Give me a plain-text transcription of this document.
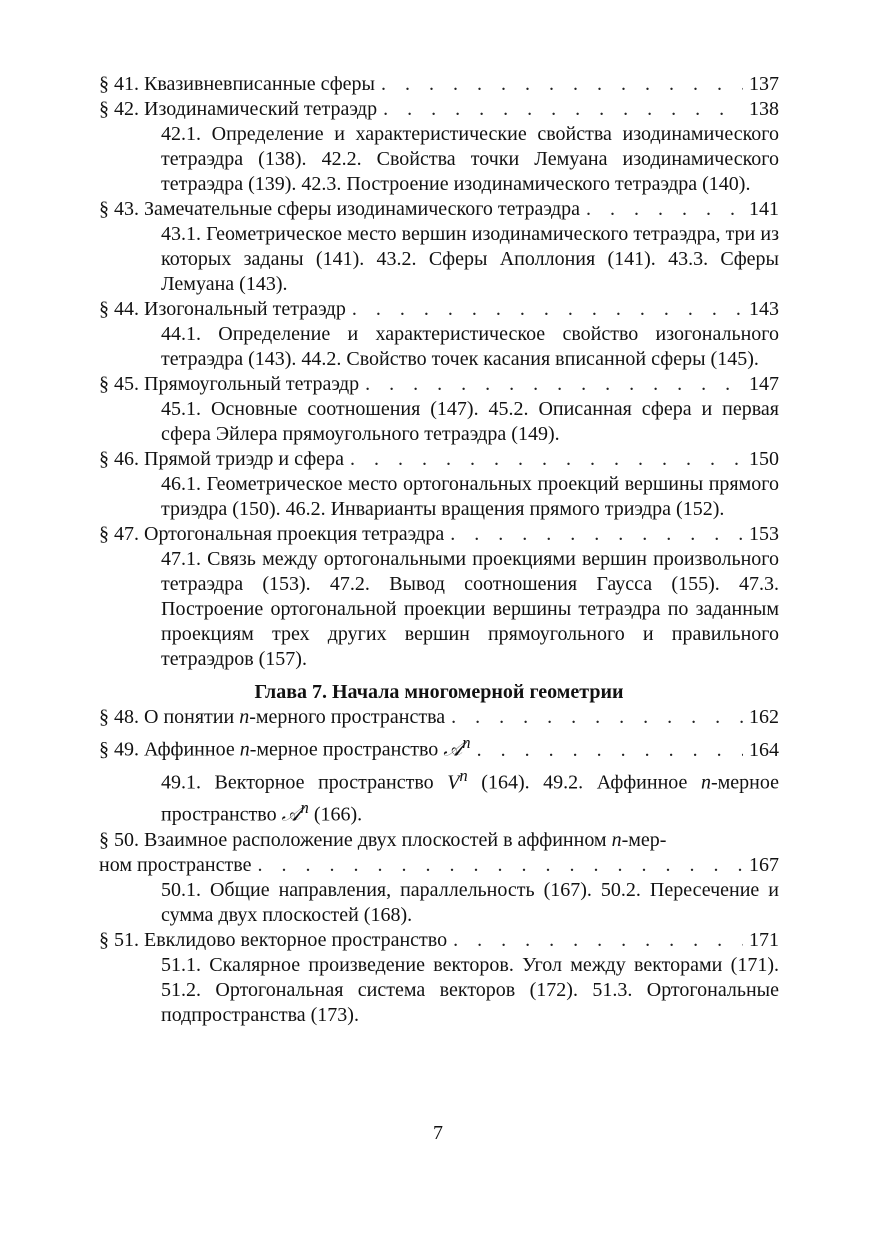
§ 41. Квазивневписанные сферы . . .	137
§ 42. Изодинамический тетраэдр . . .	138
42.1. Определение и характеристические свойства изодинамического тетраэдра (138). 42.2. Свойства точки Лемуана изодинамического тетраэдра (139). 42.3. Построение изодинамического тетраэдра (140).
§ 43. Замечательные сферы изодинамического тетраэдра . . .	141
43.1. Геометрическое место вершин изодинамического тетраэдра, три из которых заданы (141). 43.2. Сферы Аполлония (141). 43.3. Сферы Лемуана (143).
§ 44. Изогональный тетраэдр . . .	143
44.1. Определение и характеристическое свойство изогонального тетраэдра (143). 44.2. Свойство точек касания вписанной сферы (145).
§ 45. Прямоугольный тетраэдр . . .	147
45.1. Основные соотношения (147). 45.2. Описанная сфера и первая сфера Эйлера прямоугольного тетраэдра (149).
§ 46. Прямой триэдр и сфера . . .	150
46.1. Геометрическое место ортогональных проекций вершины прямого триэдра (150). 46.2. Инварианты вращения прямого триэдра (152).
§ 47. Ортогональная проекция тетраэдра . . .	153
47.1. Связь между ортогональными проекциями вершин произвольного тетраэдра (153). 47.2. Вывод соотношения Гаусса (155). 47.3. Построение ортогональной проекции вершины тетраэдра по заданным проекциям трех других вершин прямоугольного и правильного тетраэдров (157).
Глава 7. Начала многомерной геометрии
§ 48. О понятии n-мерного пространства . . .	162
§ 49. Аффинное n-мерное пространство 𝒜$^n$ . . .	164
49.1. Векторное пространство $V^n$ (164). 49.2. Аффинное n-мерное пространство 𝒜$^n$ (166).
§ 50. Взаимное расположение двух плоскостей в аффинном n-мер-
ном пространстве . . .	167
50.1. Общие направления, параллельность (167). 50.2. Пересечение и сумма двух плоскостей (168).
§ 51. Евклидово векторное пространство . . .	171
51.1. Скалярное произведение векторов. Угол между векторами (171). 51.2. Ортогональная система векторов (172). 51.3. Ортогональные подпространства (173).
7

++++

## PROBLEM DETAILS
Quote each record exactly as it stands, minus the pictures.

## ANSWER TO THE PROBLEM
Give me a plain-text transcription of this document.
§ 41. Квазивневписанные сферы . . .	137
§ 42. Изодинамический тетраэдр . . .	138
42.1. Определение и характеристические свойства изодинамического тетраэдра (138). 42.2. Свойства точки Лемуана изодинамического тетраэдра (139). 42.3. Построение изодинамического тетраэдра (140).
§ 43. Замечательные сферы изодинамического тетраэдра . . .	141
43.1. Геометрическое место вершин изодинамического тетраэдра, три из которых заданы (141). 43.2. Сферы Аполлония (141). 43.3. Сферы Лемуана (143).
§ 44. Изогональный тетраэдр . . .	143
44.1. Определение и характеристическое свойство изогонального тетраэдра (143). 44.2. Свойство точек касания вписанной сферы (145).
§ 45. Прямоугольный тетраэдр . . .	147
45.1. Основные соотношения (147). 45.2. Описанная сфера и первая сфера Эйлера прямоугольного тетраэдра (149).
§ 46. Прямой триэдр и сфера . . .	150
46.1. Геометрическое место ортогональных проекций вершины прямого триэдра (150). 46.2. Инварианты вращения прямого триэдра (152).
§ 47. Ортогональная проекция тетраэдра . . .	153
47.1. Связь между ортогональными проекциями вершин произвольного тетраэдра (153). 47.2. Вывод соотношения Гаусса (155). 47.3. Построение ортогональной проекции вершины тетраэдра по заданным проекциям трех других вершин прямоугольного и правильного тетраэдров (157).
Глава 7. Начала многомерной геометрии
§ 48. О понятии n-мерного пространства . . .	162
§ 49. Аффинное n-мерное пространство 𝒜$^n$ . . .	164
49.1. Векторное пространство $V^n$ (164). 49.2. Аффинное n-мерное пространство 𝒜$^n$ (166).
§ 50. Взаимное расположение двух плоскостей в аффинном n-мер-
ном пространстве . . .	167
50.1. Общие направления, параллельность (167). 50.2. Пересечение и сумма двух плоскостей (168).
§ 51. Евклидово векторное пространство . . .	171
51.1. Скалярное произведение векторов. Угол между векторами (171). 51.2. Ортогональная система векторов (172). 51.3. Ортогональные подпространства (173).
7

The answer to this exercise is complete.